== SUPPLIED DATA ==
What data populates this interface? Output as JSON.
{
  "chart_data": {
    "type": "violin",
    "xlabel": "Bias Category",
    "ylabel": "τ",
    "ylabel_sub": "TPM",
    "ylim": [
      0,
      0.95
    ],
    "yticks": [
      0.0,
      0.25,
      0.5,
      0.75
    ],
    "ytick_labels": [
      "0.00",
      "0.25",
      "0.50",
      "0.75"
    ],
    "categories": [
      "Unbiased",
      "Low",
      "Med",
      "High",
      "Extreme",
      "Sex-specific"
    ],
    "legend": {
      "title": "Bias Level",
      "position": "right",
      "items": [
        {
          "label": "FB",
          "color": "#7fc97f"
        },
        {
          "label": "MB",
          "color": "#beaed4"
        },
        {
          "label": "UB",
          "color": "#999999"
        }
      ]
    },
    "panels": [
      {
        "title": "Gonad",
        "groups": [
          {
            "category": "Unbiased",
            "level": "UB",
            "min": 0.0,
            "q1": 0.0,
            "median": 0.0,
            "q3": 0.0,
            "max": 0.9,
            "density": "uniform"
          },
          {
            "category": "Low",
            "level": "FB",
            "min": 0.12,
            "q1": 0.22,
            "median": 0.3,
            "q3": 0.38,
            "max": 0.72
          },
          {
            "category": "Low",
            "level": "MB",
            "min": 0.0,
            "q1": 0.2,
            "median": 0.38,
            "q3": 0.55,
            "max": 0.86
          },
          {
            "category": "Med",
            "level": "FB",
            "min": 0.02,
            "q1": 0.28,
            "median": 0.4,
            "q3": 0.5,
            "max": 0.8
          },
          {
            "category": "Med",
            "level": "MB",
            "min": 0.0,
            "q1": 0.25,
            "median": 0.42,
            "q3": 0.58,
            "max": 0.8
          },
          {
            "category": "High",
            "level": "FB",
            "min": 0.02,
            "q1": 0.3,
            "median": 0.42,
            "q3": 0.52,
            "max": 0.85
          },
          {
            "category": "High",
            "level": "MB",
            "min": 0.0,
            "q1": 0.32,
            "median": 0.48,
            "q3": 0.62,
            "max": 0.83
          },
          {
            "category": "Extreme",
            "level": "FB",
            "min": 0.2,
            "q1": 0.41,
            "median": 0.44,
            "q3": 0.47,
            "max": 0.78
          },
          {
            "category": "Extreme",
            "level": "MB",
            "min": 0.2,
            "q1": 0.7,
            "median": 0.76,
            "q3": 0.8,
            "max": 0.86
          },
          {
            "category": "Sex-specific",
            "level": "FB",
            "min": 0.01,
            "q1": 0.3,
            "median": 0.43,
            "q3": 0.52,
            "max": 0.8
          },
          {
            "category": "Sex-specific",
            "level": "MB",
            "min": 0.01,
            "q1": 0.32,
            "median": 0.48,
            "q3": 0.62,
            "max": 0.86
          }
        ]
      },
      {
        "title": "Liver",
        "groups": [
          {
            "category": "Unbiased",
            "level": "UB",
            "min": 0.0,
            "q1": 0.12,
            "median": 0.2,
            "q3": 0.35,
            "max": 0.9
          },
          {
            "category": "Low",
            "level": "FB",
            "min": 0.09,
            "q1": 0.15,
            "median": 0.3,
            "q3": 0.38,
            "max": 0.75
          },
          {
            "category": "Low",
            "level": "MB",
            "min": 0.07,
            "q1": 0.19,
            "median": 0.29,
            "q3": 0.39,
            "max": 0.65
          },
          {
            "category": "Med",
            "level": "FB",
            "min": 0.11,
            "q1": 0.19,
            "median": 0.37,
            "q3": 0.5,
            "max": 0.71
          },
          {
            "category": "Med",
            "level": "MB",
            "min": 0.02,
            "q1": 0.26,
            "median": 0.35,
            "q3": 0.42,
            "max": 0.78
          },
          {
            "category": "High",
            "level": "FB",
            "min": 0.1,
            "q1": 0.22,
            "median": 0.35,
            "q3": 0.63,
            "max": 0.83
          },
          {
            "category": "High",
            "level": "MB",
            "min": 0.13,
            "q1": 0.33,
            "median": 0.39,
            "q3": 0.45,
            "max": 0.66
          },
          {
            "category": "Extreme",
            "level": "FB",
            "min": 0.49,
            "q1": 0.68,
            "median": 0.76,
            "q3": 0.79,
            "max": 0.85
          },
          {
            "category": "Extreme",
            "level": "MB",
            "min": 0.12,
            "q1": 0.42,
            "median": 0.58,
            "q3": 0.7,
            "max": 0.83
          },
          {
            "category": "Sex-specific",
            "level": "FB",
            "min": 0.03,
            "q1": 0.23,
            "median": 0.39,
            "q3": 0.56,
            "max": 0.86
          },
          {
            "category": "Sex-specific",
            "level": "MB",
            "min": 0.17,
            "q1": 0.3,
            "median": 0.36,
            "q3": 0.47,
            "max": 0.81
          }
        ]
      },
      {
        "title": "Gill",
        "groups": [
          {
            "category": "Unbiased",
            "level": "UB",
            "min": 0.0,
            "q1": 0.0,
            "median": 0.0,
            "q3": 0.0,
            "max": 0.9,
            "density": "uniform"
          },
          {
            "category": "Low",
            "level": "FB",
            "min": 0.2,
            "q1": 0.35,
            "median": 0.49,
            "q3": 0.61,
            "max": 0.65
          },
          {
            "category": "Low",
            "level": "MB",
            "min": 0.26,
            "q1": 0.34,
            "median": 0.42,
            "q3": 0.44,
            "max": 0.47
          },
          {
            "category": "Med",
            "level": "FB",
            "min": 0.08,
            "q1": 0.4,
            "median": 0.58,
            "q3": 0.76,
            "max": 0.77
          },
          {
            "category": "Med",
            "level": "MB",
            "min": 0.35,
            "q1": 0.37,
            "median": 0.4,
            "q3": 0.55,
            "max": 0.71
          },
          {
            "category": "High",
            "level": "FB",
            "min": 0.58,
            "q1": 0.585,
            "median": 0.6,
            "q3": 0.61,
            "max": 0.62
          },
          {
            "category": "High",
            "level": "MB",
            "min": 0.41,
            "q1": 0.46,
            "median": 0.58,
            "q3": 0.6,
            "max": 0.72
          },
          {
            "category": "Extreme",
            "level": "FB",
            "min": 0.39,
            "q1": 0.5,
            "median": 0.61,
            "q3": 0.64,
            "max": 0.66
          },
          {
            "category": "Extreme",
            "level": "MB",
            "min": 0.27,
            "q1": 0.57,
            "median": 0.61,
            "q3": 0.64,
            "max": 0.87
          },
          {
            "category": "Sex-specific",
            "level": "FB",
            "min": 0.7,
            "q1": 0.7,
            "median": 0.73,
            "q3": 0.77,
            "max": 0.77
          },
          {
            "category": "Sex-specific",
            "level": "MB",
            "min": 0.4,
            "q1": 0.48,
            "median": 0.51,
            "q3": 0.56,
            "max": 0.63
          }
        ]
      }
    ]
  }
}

== WHAT THE TASK REQUIRES ==
Repeat every line of the data, exactly and in full.

== WRITTEN ANSWER ==
What data populates this interface? Output as JSON.
{
  "chart_data": {
    "type": "violin",
    "xlabel": "Bias Category",
    "ylabel": "τ",
    "ylabel_sub": "TPM",
    "ylim": [
      0,
      0.95
    ],
    "yticks": [
      0.0,
      0.25,
      0.5,
      0.75
    ],
    "ytick_labels": [
      "0.00",
      "0.25",
      "0.50",
      "0.75"
    ],
    "categories": [
      "Unbiased",
      "Low",
      "Med",
      "High",
      "Extreme",
      "Sex-specific"
    ],
    "legend": {
      "title": "Bias Level",
      "position": "right",
      "items": [
        {
          "label": "FB",
          "color": "#7fc97f"
        },
        {
          "label": "MB",
          "color": "#beaed4"
        },
        {
          "label": "UB",
          "color": "#999999"
        }
      ]
    },
    "panels": [
      {
        "title": "Gonad",
        "groups": [
          {
            "category": "Unbiased",
            "level": "UB",
            "min": 0.0,
            "q1": 0.0,
            "median": 0.0,
            "q3": 0.0,
            "max": 0.9,
            "density": "uniform"
          },
          {
            "category": "Low",
            "level": "FB",
            "min": 0.12,
            "q1": 0.22,
            "median": 0.3,
            "q3": 0.38,
            "max": 0.72
          },
          {
            "category": "Low",
            "level": "MB",
            "min": 0.0,
            "q1": 0.2,
            "median": 0.38,
            "q3": 0.55,
            "max": 0.86
          },
          {
            "category": "Med",
            "level": "FB",
            "min": 0.02,
            "q1": 0.28,
            "median": 0.4,
            "q3": 0.5,
            "max": 0.8
          },
          {
            "category": "Med",
            "level": "MB",
            "min": 0.0,
            "q1": 0.25,
            "median": 0.42,
            "q3": 0.58,
            "max": 0.8
          },
          {
            "category": "High",
            "level": "FB",
            "min": 0.02,
            "q1": 0.3,
            "median": 0.42,
            "q3": 0.52,
            "max": 0.85
          },
          {
            "category": "High",
            "level": "MB",
            "min": 0.0,
            "q1": 0.32,
            "median": 0.48,
            "q3": 0.62,
            "max": 0.83
          },
          {
            "category": "Extreme",
            "level": "FB",
            "min": 0.2,
            "q1": 0.41,
            "median": 0.44,
            "q3": 0.47,
            "max": 0.78
          },
          {
            "category": "Extreme",
            "level": "MB",
            "min": 0.2,
            "q1": 0.7,
            "median": 0.76,
            "q3": 0.8,
            "max": 0.86
          },
          {
            "category": "Sex-specific",
            "level": "FB",
            "min": 0.01,
            "q1": 0.3,
            "median": 0.43,
            "q3": 0.52,
            "max": 0.8
          },
          {
            "category": "Sex-specific",
            "level": "MB",
            "min": 0.01,
            "q1": 0.32,
            "median": 0.48,
            "q3": 0.62,
            "max": 0.86
          }
        ]
      },
      {
        "title": "Liver",
        "groups": [
          {
            "category": "Unbiased",
            "level": "UB",
            "min": 0.0,
            "q1": 0.12,
            "median": 0.2,
            "q3": 0.35,
            "max": 0.9
          },
          {
            "category": "Low",
            "level": "FB",
            "min": 0.09,
            "q1": 0.15,
            "median": 0.3,
            "q3": 0.38,
            "max": 0.75
          },
          {
            "category": "Low",
            "level": "MB",
            "min": 0.07,
            "q1": 0.19,
            "median": 0.29,
            "q3": 0.39,
            "max": 0.65
          },
          {
            "category": "Med",
            "level": "FB",
            "min": 0.11,
            "q1": 0.19,
            "median": 0.37,
            "q3": 0.5,
            "max": 0.71
          },
          {
            "category": "Med",
            "level": "MB",
            "min": 0.02,
            "q1": 0.26,
            "median": 0.35,
            "q3": 0.42,
            "max": 0.78
          },
          {
            "category": "High",
            "level": "FB",
            "min": 0.1,
            "q1": 0.22,
            "median": 0.35,
            "q3": 0.63,
            "max": 0.83
          },
          {
            "category": "High",
            "level": "MB",
            "min": 0.13,
            "q1": 0.33,
            "median": 0.39,
            "q3": 0.45,
            "max": 0.66
          },
          {
            "category": "Extreme",
            "level": "FB",
            "min": 0.49,
            "q1": 0.68,
            "median": 0.76,
            "q3": 0.79,
            "max": 0.85
          },
          {
            "category": "Extreme",
            "level": "MB",
            "min": 0.12,
            "q1": 0.42,
            "median": 0.58,
            "q3": 0.7,
            "max": 0.83
          },
          {
            "category": "Sex-specific",
            "level": "FB",
            "min": 0.03,
            "q1": 0.23,
            "median": 0.39,
            "q3": 0.56,
            "max": 0.86
          },
          {
            "category": "Sex-specific",
            "level": "MB",
            "min": 0.17,
            "q1": 0.3,
            "median": 0.36,
            "q3": 0.47,
            "max": 0.81
          }
        ]
      },
      {
        "title": "Gill",
        "groups": [
          {
            "category": "Unbiased",
            "level": "UB",
            "min": 0.0,
            "q1": 0.0,
            "median": 0.0,
            "q3": 0.0,
            "max": 0.9,
            "density": "uniform"
          },
          {
            "category": "Low",
            "level": "FB",
            "min": 0.2,
            "q1": 0.35,
            "median": 0.49,
            "q3": 0.61,
            "max": 0.65
          },
          {
            "category": "Low",
            "level": "MB",
            "min": 0.26,
            "q1": 0.34,
            "median": 0.42,
            "q3": 0.44,
            "max": 0.47
          },
          {
            "category": "Med",
            "level": "FB",
            "min": 0.08,
            "q1": 0.4,
            "median": 0.58,
            "q3": 0.76,
            "max": 0.77
          },
          {
            "category": "Med",
            "level": "MB",
            "min": 0.35,
            "q1": 0.37,
            "median": 0.4,
            "q3": 0.55,
            "max": 0.71
          },
          {
            "category": "High",
            "level": "FB",
            "min": 0.58,
            "q1": 0.585,
            "median": 0.6,
            "q3": 0.61,
            "max": 0.62
          },
          {
            "category": "High",
            "level": "MB",
            "min": 0.41,
            "q1": 0.46,
            "median": 0.58,
            "q3": 0.6,
            "max": 0.72
          },
          {
            "category": "Extreme",
            "level": "FB",
            "min": 0.39,
            "q1": 0.5,
            "median": 0.61,
            "q3": 0.64,
            "max": 0.66
          },
          {
            "category": "Extreme",
            "level": "MB",
            "min": 0.27,
            "q1": 0.57,
            "median": 0.61,
            "q3": 0.64,
            "max": 0.87
          },
          {
            "category": "Sex-specific",
            "level": "FB",
            "min": 0.7,
            "q1": 0.7,
            "median": 0.73,
            "q3": 0.77,
            "max": 0.77
          },
          {
            "category": "Sex-specific",
            "level": "MB",
            "min": 0.4,
            "q1": 0.48,
            "median": 0.51,
            "q3": 0.56,
            "max": 0.63
          }
        ]
      }
    ]
  }
}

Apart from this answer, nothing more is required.